Records shown:
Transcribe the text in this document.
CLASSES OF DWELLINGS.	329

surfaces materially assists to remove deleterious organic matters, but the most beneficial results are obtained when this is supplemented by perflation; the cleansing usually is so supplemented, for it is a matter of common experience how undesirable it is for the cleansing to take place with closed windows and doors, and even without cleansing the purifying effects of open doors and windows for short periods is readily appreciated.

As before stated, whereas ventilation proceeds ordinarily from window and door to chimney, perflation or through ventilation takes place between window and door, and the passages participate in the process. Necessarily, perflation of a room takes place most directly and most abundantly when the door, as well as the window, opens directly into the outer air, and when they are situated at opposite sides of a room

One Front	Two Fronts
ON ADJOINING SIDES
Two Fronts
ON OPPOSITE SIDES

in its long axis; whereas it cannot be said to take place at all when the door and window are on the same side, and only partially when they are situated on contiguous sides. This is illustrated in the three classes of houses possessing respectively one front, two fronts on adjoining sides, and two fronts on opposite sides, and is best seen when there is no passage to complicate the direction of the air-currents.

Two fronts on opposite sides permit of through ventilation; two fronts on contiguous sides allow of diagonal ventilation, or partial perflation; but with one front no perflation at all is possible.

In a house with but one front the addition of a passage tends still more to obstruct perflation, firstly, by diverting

Work to do: Restate the data above word for word.

Response to this task:
Transcribe the text in this document.
CLASSES OF DWELLINGS.	329

surfaces materially assists to remove deleterious organic matters, but the most beneficial results are obtained when this is supplemented by perflation; the cleansing usually is so supplemented, for it is a matter of common experience how undesirable it is for the cleansing to take place with closed windows and doors, and even without cleansing the purifying effects of open doors and windows for short periods is readily appreciated.

As before stated, whereas ventilation proceeds ordinarily from window and door to chimney, perflation or through ventilation takes place between window and door, and the passages participate in the process. Necessarily, perflation of a room takes place most directly and most abundantly when the door, as well as the window, opens directly into the outer air, and when they are situated at opposite sides of a room

One Front	Two Fronts
ON ADJOINING SIDES
Two Fronts
ON OPPOSITE SIDES

in its long axis; whereas it cannot be said to take place at all when the door and window are on the same side, and only partially when they are situated on contiguous sides. This is illustrated in the three classes of houses possessing respectively one front, two fronts on adjoining sides, and two fronts on opposite sides, and is best seen when there is no passage to complicate the direction of the air-currents.

Two fronts on opposite sides permit of through ventilation; two fronts on contiguous sides allow of diagonal ventilation, or partial perflation; but with one front no perflation at all is possible.

In a house with but one front the addition of a passage tends still more to obstruct perflation, firstly, by diverting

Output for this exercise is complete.